Identify and pull out each line of the entries in which "name" occurs.

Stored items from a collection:
______

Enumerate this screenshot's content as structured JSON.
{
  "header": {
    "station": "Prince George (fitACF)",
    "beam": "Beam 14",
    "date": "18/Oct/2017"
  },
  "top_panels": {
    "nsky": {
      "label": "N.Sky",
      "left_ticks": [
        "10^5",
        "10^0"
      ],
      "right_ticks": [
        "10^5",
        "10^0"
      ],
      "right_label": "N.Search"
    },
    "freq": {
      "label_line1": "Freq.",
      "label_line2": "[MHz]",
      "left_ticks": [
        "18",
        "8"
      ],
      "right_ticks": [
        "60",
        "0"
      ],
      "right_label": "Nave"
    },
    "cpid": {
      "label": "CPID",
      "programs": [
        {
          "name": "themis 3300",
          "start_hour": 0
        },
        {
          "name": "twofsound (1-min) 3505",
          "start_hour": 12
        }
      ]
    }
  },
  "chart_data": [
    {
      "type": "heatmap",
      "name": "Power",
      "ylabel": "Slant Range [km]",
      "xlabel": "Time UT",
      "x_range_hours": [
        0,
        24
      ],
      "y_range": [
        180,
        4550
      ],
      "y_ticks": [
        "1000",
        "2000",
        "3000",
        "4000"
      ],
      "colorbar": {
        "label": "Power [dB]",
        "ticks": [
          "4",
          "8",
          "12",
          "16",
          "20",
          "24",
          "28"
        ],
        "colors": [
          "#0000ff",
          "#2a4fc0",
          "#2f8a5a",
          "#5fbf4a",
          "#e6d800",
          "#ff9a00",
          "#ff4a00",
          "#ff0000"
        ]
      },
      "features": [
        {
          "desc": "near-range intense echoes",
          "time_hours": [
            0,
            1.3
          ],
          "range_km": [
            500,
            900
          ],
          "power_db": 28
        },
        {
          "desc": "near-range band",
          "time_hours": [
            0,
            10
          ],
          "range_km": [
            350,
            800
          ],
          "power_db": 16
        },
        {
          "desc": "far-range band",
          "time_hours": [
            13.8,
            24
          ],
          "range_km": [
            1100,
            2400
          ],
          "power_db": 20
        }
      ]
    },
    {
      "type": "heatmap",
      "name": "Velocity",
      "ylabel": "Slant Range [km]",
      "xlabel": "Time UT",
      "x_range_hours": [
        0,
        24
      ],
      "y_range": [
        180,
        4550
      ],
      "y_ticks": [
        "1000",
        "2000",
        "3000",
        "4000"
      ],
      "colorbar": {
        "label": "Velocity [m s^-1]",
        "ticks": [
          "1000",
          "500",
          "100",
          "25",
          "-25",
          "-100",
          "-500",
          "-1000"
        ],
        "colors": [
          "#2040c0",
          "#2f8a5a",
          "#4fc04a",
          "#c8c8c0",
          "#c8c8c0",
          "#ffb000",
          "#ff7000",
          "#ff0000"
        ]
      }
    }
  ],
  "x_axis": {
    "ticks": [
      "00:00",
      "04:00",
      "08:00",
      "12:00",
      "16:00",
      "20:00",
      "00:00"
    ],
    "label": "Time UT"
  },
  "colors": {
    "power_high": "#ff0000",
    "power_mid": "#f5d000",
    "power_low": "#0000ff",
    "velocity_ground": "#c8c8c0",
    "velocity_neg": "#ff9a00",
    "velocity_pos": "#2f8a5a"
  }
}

______

# FINAL RESULT:
          "name": "themis 3300",
          "name": "twofsound (1-min) 3505",
      "name": "Power",
      "name": "Velocity",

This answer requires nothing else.